[BEGIN RECORDS FOR PROCESSING]
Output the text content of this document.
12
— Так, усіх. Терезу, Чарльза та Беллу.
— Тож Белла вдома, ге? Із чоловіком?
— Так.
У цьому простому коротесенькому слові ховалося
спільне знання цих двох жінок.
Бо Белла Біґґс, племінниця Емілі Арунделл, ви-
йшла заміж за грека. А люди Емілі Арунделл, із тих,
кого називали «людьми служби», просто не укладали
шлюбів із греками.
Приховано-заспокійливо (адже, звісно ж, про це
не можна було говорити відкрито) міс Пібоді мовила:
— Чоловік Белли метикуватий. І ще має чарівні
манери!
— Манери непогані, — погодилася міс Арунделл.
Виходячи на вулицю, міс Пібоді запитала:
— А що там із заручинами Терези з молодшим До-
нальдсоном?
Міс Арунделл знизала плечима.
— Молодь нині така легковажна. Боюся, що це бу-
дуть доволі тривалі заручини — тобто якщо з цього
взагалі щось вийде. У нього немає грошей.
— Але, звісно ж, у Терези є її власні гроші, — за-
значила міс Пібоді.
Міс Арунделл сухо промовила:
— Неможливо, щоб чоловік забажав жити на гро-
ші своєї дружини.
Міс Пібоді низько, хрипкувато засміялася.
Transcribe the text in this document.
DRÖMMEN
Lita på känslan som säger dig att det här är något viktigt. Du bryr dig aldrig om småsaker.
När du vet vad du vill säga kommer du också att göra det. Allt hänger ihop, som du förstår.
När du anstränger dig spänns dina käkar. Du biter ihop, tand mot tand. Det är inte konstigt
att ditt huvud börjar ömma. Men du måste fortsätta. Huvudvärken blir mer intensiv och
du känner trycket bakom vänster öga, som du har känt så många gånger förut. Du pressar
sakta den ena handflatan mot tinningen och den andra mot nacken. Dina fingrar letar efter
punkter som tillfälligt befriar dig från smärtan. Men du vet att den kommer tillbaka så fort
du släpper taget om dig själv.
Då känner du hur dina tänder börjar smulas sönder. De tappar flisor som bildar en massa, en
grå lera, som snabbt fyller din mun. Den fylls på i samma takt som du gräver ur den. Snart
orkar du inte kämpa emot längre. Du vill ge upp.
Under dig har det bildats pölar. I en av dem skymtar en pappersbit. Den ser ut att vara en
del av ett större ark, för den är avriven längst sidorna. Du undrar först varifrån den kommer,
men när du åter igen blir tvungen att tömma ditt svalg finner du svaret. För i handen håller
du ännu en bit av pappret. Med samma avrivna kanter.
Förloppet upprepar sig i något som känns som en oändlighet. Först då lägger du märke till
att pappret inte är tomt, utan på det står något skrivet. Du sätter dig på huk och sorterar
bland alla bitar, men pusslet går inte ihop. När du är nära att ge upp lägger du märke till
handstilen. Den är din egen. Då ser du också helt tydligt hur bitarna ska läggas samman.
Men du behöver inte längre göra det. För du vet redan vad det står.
[END RECORDS FOR PROCESSING]
TASK BRIEF: Would you reproduce all the entries exactly?

WRITTEN RESPONSE:
Output the text content of this document.
12
— Так, усіх. Терезу, Чарльза та Беллу.
— Тож Белла вдома, ге? Із чоловіком?
— Так.
У цьому простому коротесенькому слові ховалося
спільне знання цих двох жінок.
Бо Белла Біґґс, племінниця Емілі Арунделл, ви-
йшла заміж за грека. А люди Емілі Арунделл, із тих,
кого називали «людьми служби», просто не укладали
шлюбів із греками.
Приховано-заспокійливо (адже, звісно ж, про це
не можна було говорити відкрито) міс Пібоді мовила:
— Чоловік Белли метикуватий. І ще має чарівні
манери!
— Манери непогані, — погодилася міс Арунделл.
Виходячи на вулицю, міс Пібоді запитала:
— А що там із заручинами Терези з молодшим До-
нальдсоном?
Міс Арунделл знизала плечима.
— Молодь нині така легковажна. Боюся, що це бу-
дуть доволі тривалі заручини — тобто якщо з цього
взагалі щось вийде. У нього немає грошей.
— Але, звісно ж, у Терези є її власні гроші, — за-
значила міс Пібоді.
Міс Арунделл сухо промовила:
— Неможливо, щоб чоловік забажав жити на гро-
ші своєї дружини.
Міс Пібоді низько, хрипкувато засміялася.
Transcribe the text in this document.
DRÖMMEN
Lita på känslan som säger dig att det här är något viktigt. Du bryr dig aldrig om småsaker.
När du vet vad du vill säga kommer du också att göra det. Allt hänger ihop, som du förstår.
När du anstränger dig spänns dina käkar. Du biter ihop, tand mot tand. Det är inte konstigt
att ditt huvud börjar ömma. Men du måste fortsätta. Huvudvärken blir mer intensiv och
du känner trycket bakom vänster öga, som du har känt så många gånger förut. Du pressar
sakta den ena handflatan mot tinningen och den andra mot nacken. Dina fingrar letar efter
punkter som tillfälligt befriar dig från smärtan. Men du vet att den kommer tillbaka så fort
du släpper taget om dig själv.
Då känner du hur dina tänder börjar smulas sönder. De tappar flisor som bildar en massa, en
grå lera, som snabbt fyller din mun. Den fylls på i samma takt som du gräver ur den. Snart
orkar du inte kämpa emot längre. Du vill ge upp.
Under dig har det bildats pölar. I en av dem skymtar en pappersbit. Den ser ut att vara en
del av ett större ark, för den är avriven längst sidorna. Du undrar först varifrån den kommer,
men när du åter igen blir tvungen att tömma ditt svalg finner du svaret. För i handen håller
du ännu en bit av pappret. Med samma avrivna kanter.
Förloppet upprepar sig i något som känns som en oändlighet. Först då lägger du märke till
att pappret inte är tomt, utan på det står något skrivet. Du sätter dig på huk och sorterar
bland alla bitar, men pusslet går inte ihop. När du är nära att ge upp lägger du märke till
handstilen. Den är din egen. Då ser du också helt tydligt hur bitarna ska läggas samman.
Men du behöver inte längre göra det. För du vet redan vad det står.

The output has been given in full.